> _Problem to solve_
Scan the records for the string "Laboratory"; copy each line where it occurs.

> _Given entries_
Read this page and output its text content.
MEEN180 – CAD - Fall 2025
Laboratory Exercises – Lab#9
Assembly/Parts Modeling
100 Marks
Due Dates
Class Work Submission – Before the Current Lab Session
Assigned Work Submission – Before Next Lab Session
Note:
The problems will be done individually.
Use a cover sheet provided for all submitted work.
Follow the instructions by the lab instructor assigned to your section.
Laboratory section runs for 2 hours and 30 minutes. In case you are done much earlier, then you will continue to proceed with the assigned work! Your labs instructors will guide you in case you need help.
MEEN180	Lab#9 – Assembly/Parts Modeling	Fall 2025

> _Response to this exercise_
Laboratory Exercises – Lab#9
Laboratory section runs for 2 hours and 30 minutes. In case you are done much earlier, then you will continue to proceed with the assigned work! Your labs instructors will guide you in case you need help.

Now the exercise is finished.